[Task statement] Write out each entry again. Keep every word exactly as it is.

[Task inputs]
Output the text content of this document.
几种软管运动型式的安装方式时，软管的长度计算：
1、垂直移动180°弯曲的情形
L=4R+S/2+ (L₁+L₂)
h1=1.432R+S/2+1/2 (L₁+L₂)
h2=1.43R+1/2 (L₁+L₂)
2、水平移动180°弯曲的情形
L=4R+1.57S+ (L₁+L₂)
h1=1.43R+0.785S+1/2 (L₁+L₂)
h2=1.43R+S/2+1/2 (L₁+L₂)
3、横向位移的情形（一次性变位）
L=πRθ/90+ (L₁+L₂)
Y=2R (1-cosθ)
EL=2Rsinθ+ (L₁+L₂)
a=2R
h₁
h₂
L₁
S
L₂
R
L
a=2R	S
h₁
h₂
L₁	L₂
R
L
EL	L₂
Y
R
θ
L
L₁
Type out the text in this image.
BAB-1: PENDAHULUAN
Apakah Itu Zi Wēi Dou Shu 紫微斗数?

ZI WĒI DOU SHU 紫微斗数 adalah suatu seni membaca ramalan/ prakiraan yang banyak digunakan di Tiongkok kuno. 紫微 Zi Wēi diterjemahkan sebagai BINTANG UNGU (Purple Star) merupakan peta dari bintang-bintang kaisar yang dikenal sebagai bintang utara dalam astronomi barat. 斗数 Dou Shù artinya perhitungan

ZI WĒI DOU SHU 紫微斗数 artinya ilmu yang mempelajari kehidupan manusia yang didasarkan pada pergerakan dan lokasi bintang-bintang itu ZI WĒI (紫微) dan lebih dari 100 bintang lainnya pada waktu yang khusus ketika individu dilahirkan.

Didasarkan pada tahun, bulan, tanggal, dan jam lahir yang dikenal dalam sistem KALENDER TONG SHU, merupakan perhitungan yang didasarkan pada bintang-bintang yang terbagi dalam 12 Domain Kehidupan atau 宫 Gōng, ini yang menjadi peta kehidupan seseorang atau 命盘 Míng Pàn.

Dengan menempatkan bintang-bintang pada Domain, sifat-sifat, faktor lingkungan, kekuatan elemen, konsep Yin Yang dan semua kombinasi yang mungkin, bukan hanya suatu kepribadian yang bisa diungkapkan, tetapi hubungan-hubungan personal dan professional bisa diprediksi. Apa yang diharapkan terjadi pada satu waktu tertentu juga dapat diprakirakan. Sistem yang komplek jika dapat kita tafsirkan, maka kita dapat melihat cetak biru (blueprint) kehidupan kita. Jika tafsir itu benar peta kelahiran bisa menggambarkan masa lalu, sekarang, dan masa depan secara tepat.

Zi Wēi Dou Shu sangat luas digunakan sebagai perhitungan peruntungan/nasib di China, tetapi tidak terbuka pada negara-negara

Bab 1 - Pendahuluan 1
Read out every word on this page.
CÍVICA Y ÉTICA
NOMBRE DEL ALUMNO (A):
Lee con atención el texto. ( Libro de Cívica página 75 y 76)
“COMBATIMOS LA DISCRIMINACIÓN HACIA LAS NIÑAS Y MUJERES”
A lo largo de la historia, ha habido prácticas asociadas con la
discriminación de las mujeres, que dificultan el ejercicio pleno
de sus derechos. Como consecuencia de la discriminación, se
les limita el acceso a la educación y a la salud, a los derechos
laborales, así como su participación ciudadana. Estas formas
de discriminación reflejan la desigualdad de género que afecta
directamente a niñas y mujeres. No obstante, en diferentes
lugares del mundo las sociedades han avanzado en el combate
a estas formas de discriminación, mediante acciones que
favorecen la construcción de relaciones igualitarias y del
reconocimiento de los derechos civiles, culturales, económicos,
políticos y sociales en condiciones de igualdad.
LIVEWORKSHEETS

[Exercise answer]
Output the text content of this document.
几种软管运动型式的安装方式时，软管的长度计算：
1、垂直移动180°弯曲的情形
L=4R+S/2+ (L₁+L₂)
h1=1.432R+S/2+1/2 (L₁+L₂)
h2=1.43R+1/2 (L₁+L₂)
2、水平移动180°弯曲的情形
L=4R+1.57S+ (L₁+L₂)
h1=1.43R+0.785S+1/2 (L₁+L₂)
h2=1.43R+S/2+1/2 (L₁+L₂)
3、横向位移的情形（一次性变位）
L=πRθ/90+ (L₁+L₂)
Y=2R (1-cosθ)
EL=2Rsinθ+ (L₁+L₂)
a=2R
h₁
h₂
L₁
S
L₂
R
L
a=2R	S
h₁
h₂
L₁	L₂
R
L
EL	L₂
Y
R
θ
L
L₁
Type out the text in this image.
BAB-1: PENDAHULUAN
Apakah Itu Zi Wēi Dou Shu 紫微斗数?

ZI WĒI DOU SHU 紫微斗数 adalah suatu seni membaca ramalan/ prakiraan yang banyak digunakan di Tiongkok kuno. 紫微 Zi Wēi diterjemahkan sebagai BINTANG UNGU (Purple Star) merupakan peta dari bintang-bintang kaisar yang dikenal sebagai bintang utara dalam astronomi barat. 斗数 Dou Shù artinya perhitungan

ZI WĒI DOU SHU 紫微斗数 artinya ilmu yang mempelajari kehidupan manusia yang didasarkan pada pergerakan dan lokasi bintang-bintang itu ZI WĒI (紫微) dan lebih dari 100 bintang lainnya pada waktu yang khusus ketika individu dilahirkan.

Didasarkan pada tahun, bulan, tanggal, dan jam lahir yang dikenal dalam sistem KALENDER TONG SHU, merupakan perhitungan yang didasarkan pada bintang-bintang yang terbagi dalam 12 Domain Kehidupan atau 宫 Gōng, ini yang menjadi peta kehidupan seseorang atau 命盘 Míng Pàn.

Dengan menempatkan bintang-bintang pada Domain, sifat-sifat, faktor lingkungan, kekuatan elemen, konsep Yin Yang dan semua kombinasi yang mungkin, bukan hanya suatu kepribadian yang bisa diungkapkan, tetapi hubungan-hubungan personal dan professional bisa diprediksi. Apa yang diharapkan terjadi pada satu waktu tertentu juga dapat diprakirakan. Sistem yang komplek jika dapat kita tafsirkan, maka kita dapat melihat cetak biru (blueprint) kehidupan kita. Jika tafsir itu benar peta kelahiran bisa menggambarkan masa lalu, sekarang, dan masa depan secara tepat.

Zi Wēi Dou Shu sangat luas digunakan sebagai perhitungan peruntungan/nasib di China, tetapi tidak terbuka pada negara-negara

Bab 1 - Pendahuluan 1
Read out every word on this page.
CÍVICA Y ÉTICA
NOMBRE DEL ALUMNO (A):
Lee con atención el texto. ( Libro de Cívica página 75 y 76)
“COMBATIMOS LA DISCRIMINACIÓN HACIA LAS NIÑAS Y MUJERES”
A lo largo de la historia, ha habido prácticas asociadas con la
discriminación de las mujeres, que dificultan el ejercicio pleno
de sus derechos. Como consecuencia de la discriminación, se
les limita el acceso a la educación y a la salud, a los derechos
laborales, así como su participación ciudadana. Estas formas
de discriminación reflejan la desigualdad de género que afecta
directamente a niñas y mujeres. No obstante, en diferentes
lugares del mundo las sociedades han avanzado en el combate
a estas formas de discriminación, mediante acciones que
favorecen la construcción de relaciones igualitarias y del
reconocimiento de los derechos civiles, culturales, económicos,
políticos y sociales en condiciones de igualdad.
LIVEWORKSHEETS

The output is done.